-- THE REQUEST --
Reproduce the records below exactly as given.

-- RECORDS SHOWN --
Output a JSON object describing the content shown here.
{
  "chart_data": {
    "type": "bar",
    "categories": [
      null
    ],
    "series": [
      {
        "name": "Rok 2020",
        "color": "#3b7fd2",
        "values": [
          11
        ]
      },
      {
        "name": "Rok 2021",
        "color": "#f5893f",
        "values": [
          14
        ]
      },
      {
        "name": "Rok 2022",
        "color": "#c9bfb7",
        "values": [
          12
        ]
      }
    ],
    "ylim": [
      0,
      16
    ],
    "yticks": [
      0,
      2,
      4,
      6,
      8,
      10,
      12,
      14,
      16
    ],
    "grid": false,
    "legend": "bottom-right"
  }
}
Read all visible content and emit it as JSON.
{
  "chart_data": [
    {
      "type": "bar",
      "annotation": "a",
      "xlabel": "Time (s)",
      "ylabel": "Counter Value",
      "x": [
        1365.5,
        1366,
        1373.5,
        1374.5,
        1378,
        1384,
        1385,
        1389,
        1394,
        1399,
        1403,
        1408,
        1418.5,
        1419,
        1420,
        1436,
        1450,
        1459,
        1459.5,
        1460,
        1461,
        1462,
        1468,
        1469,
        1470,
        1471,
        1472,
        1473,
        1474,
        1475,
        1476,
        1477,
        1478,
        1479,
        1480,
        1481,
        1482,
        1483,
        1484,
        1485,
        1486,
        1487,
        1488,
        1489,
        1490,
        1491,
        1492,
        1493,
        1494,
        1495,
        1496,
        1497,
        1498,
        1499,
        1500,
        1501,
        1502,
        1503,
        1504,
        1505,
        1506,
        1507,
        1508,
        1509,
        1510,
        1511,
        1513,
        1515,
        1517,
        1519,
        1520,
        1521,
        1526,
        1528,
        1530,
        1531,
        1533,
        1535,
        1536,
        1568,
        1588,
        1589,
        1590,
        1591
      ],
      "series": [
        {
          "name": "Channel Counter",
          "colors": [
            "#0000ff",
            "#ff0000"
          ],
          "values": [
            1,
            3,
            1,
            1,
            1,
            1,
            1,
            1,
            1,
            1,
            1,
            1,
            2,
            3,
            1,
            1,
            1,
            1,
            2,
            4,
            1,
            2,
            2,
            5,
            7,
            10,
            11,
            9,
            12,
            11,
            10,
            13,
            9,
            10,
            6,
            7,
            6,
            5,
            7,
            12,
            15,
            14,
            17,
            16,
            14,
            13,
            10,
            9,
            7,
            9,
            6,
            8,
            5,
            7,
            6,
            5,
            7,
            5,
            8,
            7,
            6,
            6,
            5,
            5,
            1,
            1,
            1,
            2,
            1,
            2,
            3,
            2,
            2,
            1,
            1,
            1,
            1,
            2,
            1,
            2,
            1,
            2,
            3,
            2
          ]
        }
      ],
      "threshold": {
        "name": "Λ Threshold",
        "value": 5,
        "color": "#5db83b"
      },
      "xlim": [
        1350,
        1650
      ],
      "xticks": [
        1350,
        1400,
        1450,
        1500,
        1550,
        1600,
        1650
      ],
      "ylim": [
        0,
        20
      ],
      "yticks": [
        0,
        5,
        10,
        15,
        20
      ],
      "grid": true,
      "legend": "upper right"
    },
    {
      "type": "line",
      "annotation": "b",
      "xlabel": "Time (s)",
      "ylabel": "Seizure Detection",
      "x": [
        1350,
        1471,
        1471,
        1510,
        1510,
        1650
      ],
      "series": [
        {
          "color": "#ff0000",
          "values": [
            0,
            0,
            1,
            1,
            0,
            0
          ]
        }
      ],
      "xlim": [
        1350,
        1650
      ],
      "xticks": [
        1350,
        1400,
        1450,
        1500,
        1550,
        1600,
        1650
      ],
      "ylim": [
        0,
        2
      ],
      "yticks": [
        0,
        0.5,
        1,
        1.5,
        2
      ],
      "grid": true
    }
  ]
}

-- EXERCISE OUTPUT --
Output a JSON object describing the content shown here.
{
  "chart_data": {
    "type": "bar",
    "categories": [
      null
    ],
    "series": [
      {
        "name": "Rok 2020",
        "color": "#3b7fd2",
        "values": [
          11
        ]
      },
      {
        "name": "Rok 2021",
        "color": "#f5893f",
        "values": [
          14
        ]
      },
      {
        "name": "Rok 2022",
        "color": "#c9bfb7",
        "values": [
          12
        ]
      }
    ],
    "ylim": [
      0,
      16
    ],
    "yticks": [
      0,
      2,
      4,
      6,
      8,
      10,
      12,
      14,
      16
    ],
    "grid": false,
    "legend": "bottom-right"
  }
}
Read all visible content and emit it as JSON.
{
  "chart_data": [
    {
      "type": "bar",
      "annotation": "a",
      "xlabel": "Time (s)",
      "ylabel": "Counter Value",
      "x": [
        1365.5,
        1366,
        1373.5,
        1374.5,
        1378,
        1384,
        1385,
        1389,
        1394,
        1399,
        1403,
        1408,
        1418.5,
        1419,
        1420,
        1436,
        1450,
        1459,
        1459.5,
        1460,
        1461,
        1462,
        1468,
        1469,
        1470,
        1471,
        1472,
        1473,
        1474,
        1475,
        1476,
        1477,
        1478,
        1479,
        1480,
        1481,
        1482,
        1483,
        1484,
        1485,
        1486,
        1487,
        1488,
        1489,
        1490,
        1491,
        1492,
        1493,
        1494,
        1495,
        1496,
        1497,
        1498,
        1499,
        1500,
        1501,
        1502,
        1503,
        1504,
        1505,
        1506,
        1507,
        1508,
        1509,
        1510,
        1511,
        1513,
        1515,
        1517,
        1519,
        1520,
        1521,
        1526,
        1528,
        1530,
        1531,
        1533,
        1535,
        1536,
        1568,
        1588,
        1589,
        1590,
        1591
      ],
      "series": [
        {
          "name": "Channel Counter",
          "colors": [
            "#0000ff",
            "#ff0000"
          ],
          "values": [
            1,
            3,
            1,
            1,
            1,
            1,
            1,
            1,
            1,
            1,
            1,
            1,
            2,
            3,
            1,
            1,
            1,
            1,
            2,
            4,
            1,
            2,
            2,
            5,
            7,
            10,
            11,
            9,
            12,
            11,
            10,
            13,
            9,
            10,
            6,
            7,
            6,
            5,
            7,
            12,
            15,
            14,
            17,
            16,
            14,
            13,
            10,
            9,
            7,
            9,
            6,
            8,
            5,
            7,
            6,
            5,
            7,
            5,
            8,
            7,
            6,
            6,
            5,
            5,
            1,
            1,
            1,
            2,
            1,
            2,
            3,
            2,
            2,
            1,
            1,
            1,
            1,
            2,
            1,
            2,
            1,
            2,
            3,
            2
          ]
        }
      ],
      "threshold": {
        "name": "Λ Threshold",
        "value": 5,
        "color": "#5db83b"
      },
      "xlim": [
        1350,
        1650
      ],
      "xticks": [
        1350,
        1400,
        1450,
        1500,
        1550,
        1600,
        1650
      ],
      "ylim": [
        0,
        20
      ],
      "yticks": [
        0,
        5,
        10,
        15,
        20
      ],
      "grid": true,
      "legend": "upper right"
    },
    {
      "type": "line",
      "annotation": "b",
      "xlabel": "Time (s)",
      "ylabel": "Seizure Detection",
      "x": [
        1350,
        1471,
        1471,
        1510,
        1510,
        1650
      ],
      "series": [
        {
          "color": "#ff0000",
          "values": [
            0,
            0,
            1,
            1,
            0,
            0
          ]
        }
      ],
      "xlim": [
        1350,
        1650
      ],
      "xticks": [
        1350,
        1400,
        1450,
        1500,
        1550,
        1600,
        1650
      ],
      "ylim": [
        0,
        2
      ],
      "yticks": [
        0,
        0.5,
        1,
        1.5,
        2
      ],
      "grid": true
    }
  ]
}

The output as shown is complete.